WHAT IS REQUIRED ▸ Repeat the full listing, word for word.

MATERIAL TO PROCESS ▸
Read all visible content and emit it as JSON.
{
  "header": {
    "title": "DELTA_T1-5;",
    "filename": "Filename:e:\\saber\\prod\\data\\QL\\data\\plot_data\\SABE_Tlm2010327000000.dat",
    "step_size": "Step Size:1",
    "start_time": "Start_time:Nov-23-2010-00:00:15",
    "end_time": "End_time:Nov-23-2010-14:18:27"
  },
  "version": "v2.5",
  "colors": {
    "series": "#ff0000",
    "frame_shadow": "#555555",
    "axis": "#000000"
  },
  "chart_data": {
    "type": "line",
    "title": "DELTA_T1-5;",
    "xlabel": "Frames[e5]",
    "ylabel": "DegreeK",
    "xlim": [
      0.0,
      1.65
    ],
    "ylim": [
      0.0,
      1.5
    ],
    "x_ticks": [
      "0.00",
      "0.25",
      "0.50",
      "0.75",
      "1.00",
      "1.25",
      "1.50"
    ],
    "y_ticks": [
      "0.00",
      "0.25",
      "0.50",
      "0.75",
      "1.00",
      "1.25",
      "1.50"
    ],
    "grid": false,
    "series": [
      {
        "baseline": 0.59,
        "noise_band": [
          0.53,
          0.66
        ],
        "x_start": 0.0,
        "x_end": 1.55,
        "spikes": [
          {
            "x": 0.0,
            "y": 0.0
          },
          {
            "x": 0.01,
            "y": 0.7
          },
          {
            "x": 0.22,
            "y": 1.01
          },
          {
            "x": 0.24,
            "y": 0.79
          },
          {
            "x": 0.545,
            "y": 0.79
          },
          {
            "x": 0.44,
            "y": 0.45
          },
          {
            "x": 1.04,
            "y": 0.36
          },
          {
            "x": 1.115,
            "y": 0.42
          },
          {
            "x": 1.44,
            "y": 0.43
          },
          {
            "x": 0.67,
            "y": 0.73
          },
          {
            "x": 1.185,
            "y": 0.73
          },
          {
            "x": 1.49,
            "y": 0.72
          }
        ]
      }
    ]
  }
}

OUTPUT FOR THIS EXERCISE ▸
Read all visible content and emit it as JSON.
{
  "header": {
    "title": "DELTA_T1-5;",
    "filename": "Filename:e:\\saber\\prod\\data\\QL\\data\\plot_data\\SABE_Tlm2010327000000.dat",
    "step_size": "Step Size:1",
    "start_time": "Start_time:Nov-23-2010-00:00:15",
    "end_time": "End_time:Nov-23-2010-14:18:27"
  },
  "version": "v2.5",
  "colors": {
    "series": "#ff0000",
    "frame_shadow": "#555555",
    "axis": "#000000"
  },
  "chart_data": {
    "type": "line",
    "title": "DELTA_T1-5;",
    "xlabel": "Frames[e5]",
    "ylabel": "DegreeK",
    "xlim": [
      0.0,
      1.65
    ],
    "ylim": [
      0.0,
      1.5
    ],
    "x_ticks": [
      "0.00",
      "0.25",
      "0.50",
      "0.75",
      "1.00",
      "1.25",
      "1.50"
    ],
    "y_ticks": [
      "0.00",
      "0.25",
      "0.50",
      "0.75",
      "1.00",
      "1.25",
      "1.50"
    ],
    "grid": false,
    "series": [
      {
        "baseline": 0.59,
        "noise_band": [
          0.53,
          0.66
        ],
        "x_start": 0.0,
        "x_end": 1.55,
        "spikes": [
          {
            "x": 0.0,
            "y": 0.0
          },
          {
            "x": 0.01,
            "y": 0.7
          },
          {
            "x": 0.22,
            "y": 1.01
          },
          {
            "x": 0.24,
            "y": 0.79
          },
          {
            "x": 0.545,
            "y": 0.79
          },
          {
            "x": 0.44,
            "y": 0.45
          },
          {
            "x": 1.04,
            "y": 0.36
          },
          {
            "x": 1.115,
            "y": 0.42
          },
          {
            "x": 1.44,
            "y": 0.43
          },
          {
            "x": 0.67,
            "y": 0.73
          },
          {
            "x": 1.185,
            "y": 0.73
          },
          {
            "x": 1.49,
            "y": 0.72
          }
        ]
      }
    ]
  }
}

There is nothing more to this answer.